* **Records**:
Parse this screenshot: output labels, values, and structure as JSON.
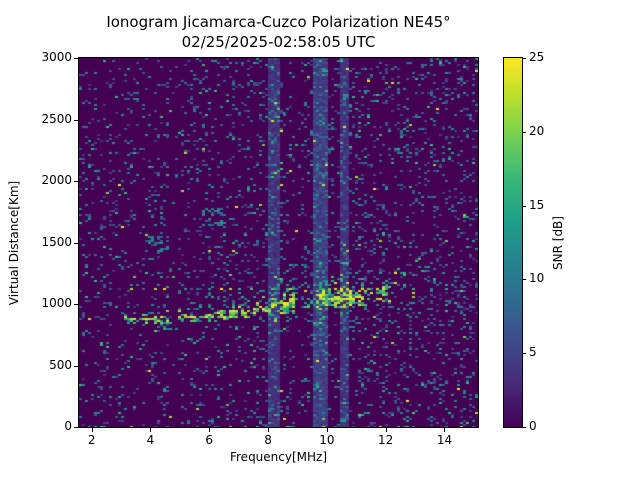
{
  "figure": {
    "title_line1": "Ionogram Jicamarca-Cuzco Polarization NE45°",
    "title_line2": "02/25/2025-02:58:05 UTC",
    "background_color": "#ffffff"
  },
  "chart_data": {
    "type": "heatmap",
    "title": "Ionogram Jicamarca-Cuzco Polarization NE45°",
    "subtitle": "02/25/2025-02:58:05 UTC",
    "xlabel": "Frequency[MHz]",
    "ylabel": "Virtual Distance[Km]",
    "colorbar_label": "SNR [dB]",
    "xlim": [
      1.57,
      15.14
    ],
    "ylim": [
      0,
      3000
    ],
    "clim": [
      0,
      25
    ],
    "xticks": [
      2,
      4,
      6,
      8,
      10,
      12,
      14
    ],
    "yticks": [
      0,
      500,
      1000,
      1500,
      2000,
      2500,
      3000
    ],
    "colorbar_ticks": [
      0,
      5,
      10,
      15,
      20,
      25
    ],
    "grid": false,
    "colormap": "viridis",
    "viridis_stops": [
      "#440154",
      "#482878",
      "#3e4989",
      "#31688e",
      "#26828e",
      "#1f9e89",
      "#35b779",
      "#6ece58",
      "#b5de2b",
      "#fde725"
    ],
    "background_value_db": 0,
    "noise": {
      "base_probability": 0.085,
      "extra_probability_right": 0.065,
      "value_mix": [
        {
          "weight": 0.52,
          "min_db": 3.5,
          "max_db": 7.5
        },
        {
          "weight": 0.36,
          "min_db": 7.5,
          "max_db": 12.5
        },
        {
          "weight": 0.095,
          "min_db": 12.5,
          "max_db": 17.5
        },
        {
          "weight": 0.025,
          "min_db": 18.0,
          "max_db": 25.0
        }
      ],
      "bottom_edge_km": 12,
      "bottom_edge_probability": 0.09
    },
    "rfi_bands": [
      {
        "f_start": 8.0,
        "f_end": 8.45,
        "level_db": 3.5,
        "speckle": 0.16
      },
      {
        "f_start": 9.49,
        "f_end": 10.02,
        "level_db": 4.5,
        "speckle": 0.2
      },
      {
        "f_start": 10.44,
        "f_end": 10.72,
        "level_db": 3.5,
        "speckle": 0.16
      }
    ],
    "quiet_bands": [
      {
        "f_start": 3.64,
        "f_end": 3.76
      },
      {
        "f_start": 4.66,
        "f_end": 4.97
      },
      {
        "f_start": 8.93,
        "f_end": 9.14
      }
    ],
    "echo_trace_segments": [
      {
        "f0": 3.1,
        "f1": 4.6,
        "h0": 862,
        "h1": 880,
        "halfwidth_km": 42,
        "density": 0.62,
        "yellow_fraction": 0.55
      },
      {
        "f0": 4.6,
        "f1": 6.5,
        "h0": 880,
        "h1": 915,
        "halfwidth_km": 48,
        "density": 0.62,
        "yellow_fraction": 0.5
      },
      {
        "f0": 6.5,
        "f1": 8.0,
        "h0": 915,
        "h1": 968,
        "halfwidth_km": 62,
        "density": 0.68,
        "yellow_fraction": 0.5
      },
      {
        "f0": 8.0,
        "f1": 8.95,
        "h0": 975,
        "h1": 1000,
        "halfwidth_km": 85,
        "density": 0.88,
        "yellow_fraction": 0.65
      },
      {
        "f0": 8.95,
        "f1": 9.6,
        "h0": 1000,
        "h1": 1020,
        "halfwidth_km": 70,
        "density": 0.2,
        "yellow_fraction": 0.1
      },
      {
        "f0": 9.6,
        "f1": 11.25,
        "h0": 1040,
        "h1": 1060,
        "halfwidth_km": 90,
        "density": 0.88,
        "yellow_fraction": 0.65
      },
      {
        "f0": 11.25,
        "f1": 12.1,
        "h0": 1060,
        "h1": 1075,
        "halfwidth_km": 80,
        "density": 0.45,
        "yellow_fraction": 0.35
      },
      {
        "f0": 12.1,
        "f1": 12.95,
        "h0": 1075,
        "h1": 1085,
        "halfwidth_km": 70,
        "density": 0.2,
        "yellow_fraction": 0.2
      }
    ],
    "upper_dotted_trace": {
      "f_start": 3.6,
      "f_end": 12.2,
      "height_km": 1122,
      "halfwidth_km": 13,
      "density": 0.2,
      "bright_fraction": 0.45
    },
    "noise_clusters": [
      {
        "f0": 3.9,
        "f1": 4.6,
        "h0": 1430,
        "h1": 1580,
        "density": 0.3
      },
      {
        "f0": 5.7,
        "f1": 6.6,
        "h0": 1600,
        "h1": 1780,
        "density": 0.26
      }
    ],
    "render_seed": 1234567
  }
}
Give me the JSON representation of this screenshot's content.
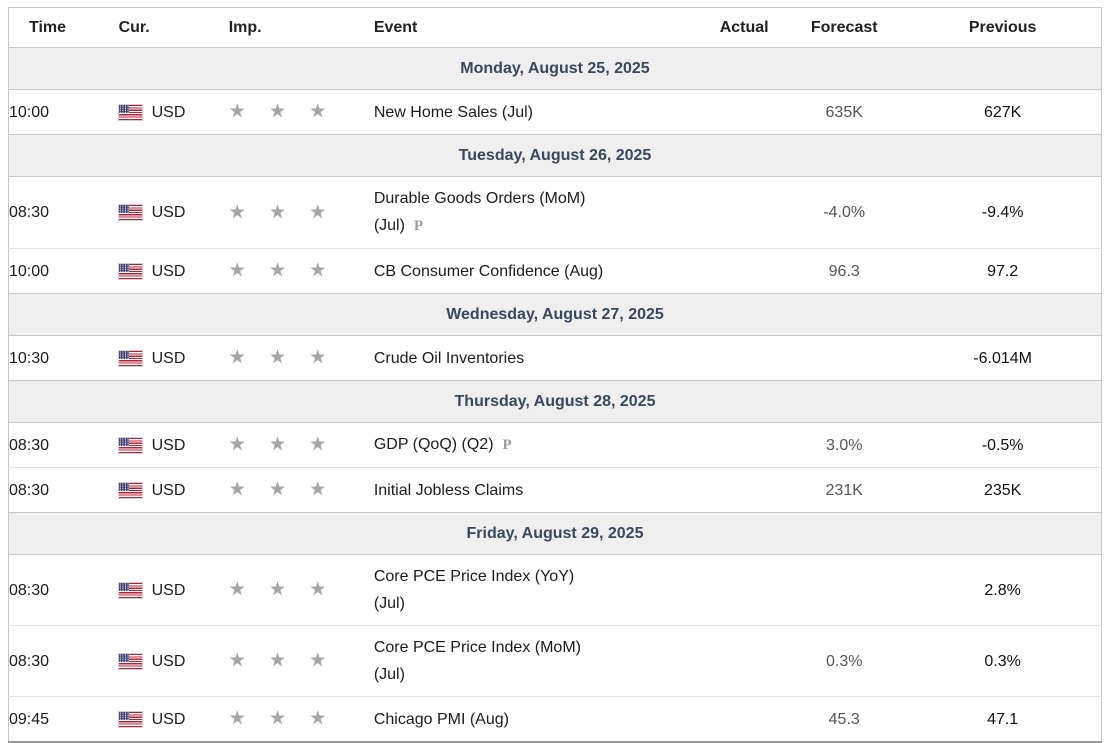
{
  "colors": {
    "day_band_bg": "#efefef",
    "day_band_text": "#39485c",
    "star": "#a6a6a6",
    "forecast_text": "#555555",
    "previous_text": "#111111",
    "row_border": "#e3e3e3",
    "outer_border": "#c6c6c6",
    "flag_red": "#b22234",
    "flag_blue": "#3c3b6e"
  },
  "icons": {
    "star_glyph": "★",
    "preliminary_glyph": "P",
    "flag_name": "us-flag-icon"
  },
  "table": {
    "headers": {
      "time": "Time",
      "currency": "Cur.",
      "importance": "Imp.",
      "event": "Event",
      "actual": "Actual",
      "forecast": "Forecast",
      "previous": "Previous"
    },
    "sections": [
      {
        "day": "Monday, August 25, 2025",
        "rows": [
          {
            "time": "10:00",
            "currency": "USD",
            "importance": 3,
            "event_lines": [
              "New Home Sales (Jul)"
            ],
            "preliminary": false,
            "actual": "",
            "forecast": "635K",
            "previous": "627K"
          }
        ]
      },
      {
        "day": "Tuesday, August 26, 2025",
        "rows": [
          {
            "time": "08:30",
            "currency": "USD",
            "importance": 3,
            "event_lines": [
              "Durable Goods Orders (MoM)",
              "(Jul)"
            ],
            "preliminary": true,
            "actual": "",
            "forecast": "-4.0%",
            "previous": "-9.4%"
          },
          {
            "time": "10:00",
            "currency": "USD",
            "importance": 3,
            "event_lines": [
              "CB Consumer Confidence (Aug)"
            ],
            "preliminary": false,
            "actual": "",
            "forecast": "96.3",
            "previous": "97.2"
          }
        ]
      },
      {
        "day": "Wednesday, August 27, 2025",
        "rows": [
          {
            "time": "10:30",
            "currency": "USD",
            "importance": 3,
            "event_lines": [
              "Crude Oil Inventories"
            ],
            "preliminary": false,
            "actual": "",
            "forecast": "",
            "previous": "-6.014M"
          }
        ]
      },
      {
        "day": "Thursday, August 28, 2025",
        "rows": [
          {
            "time": "08:30",
            "currency": "USD",
            "importance": 3,
            "event_lines": [
              "GDP (QoQ) (Q2)"
            ],
            "preliminary": true,
            "actual": "",
            "forecast": "3.0%",
            "previous": "-0.5%"
          },
          {
            "time": "08:30",
            "currency": "USD",
            "importance": 3,
            "event_lines": [
              "Initial Jobless Claims"
            ],
            "preliminary": false,
            "actual": "",
            "forecast": "231K",
            "previous": "235K"
          }
        ]
      },
      {
        "day": "Friday, August 29, 2025",
        "rows": [
          {
            "time": "08:30",
            "currency": "USD",
            "importance": 3,
            "event_lines": [
              "Core PCE Price Index (YoY)",
              "(Jul)"
            ],
            "preliminary": false,
            "actual": "",
            "forecast": "",
            "previous": "2.8%"
          },
          {
            "time": "08:30",
            "currency": "USD",
            "importance": 3,
            "event_lines": [
              "Core PCE Price Index (MoM)",
              "(Jul)"
            ],
            "preliminary": false,
            "actual": "",
            "forecast": "0.3%",
            "previous": "0.3%"
          },
          {
            "time": "09:45",
            "currency": "USD",
            "importance": 3,
            "event_lines": [
              "Chicago PMI (Aug)"
            ],
            "preliminary": false,
            "actual": "",
            "forecast": "45.3",
            "previous": "47.1"
          }
        ]
      }
    ]
  }
}
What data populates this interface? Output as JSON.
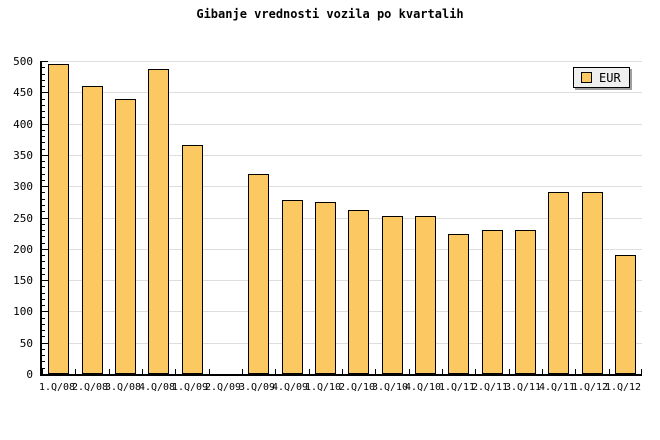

* **What you need to do**:
Collect the lines of the data that carry the word "screenshot".

* **Task solution**:
Parse this screenshot: output labels, values, and structure as JSON.
Give me the JSON representation of this screenshot's content.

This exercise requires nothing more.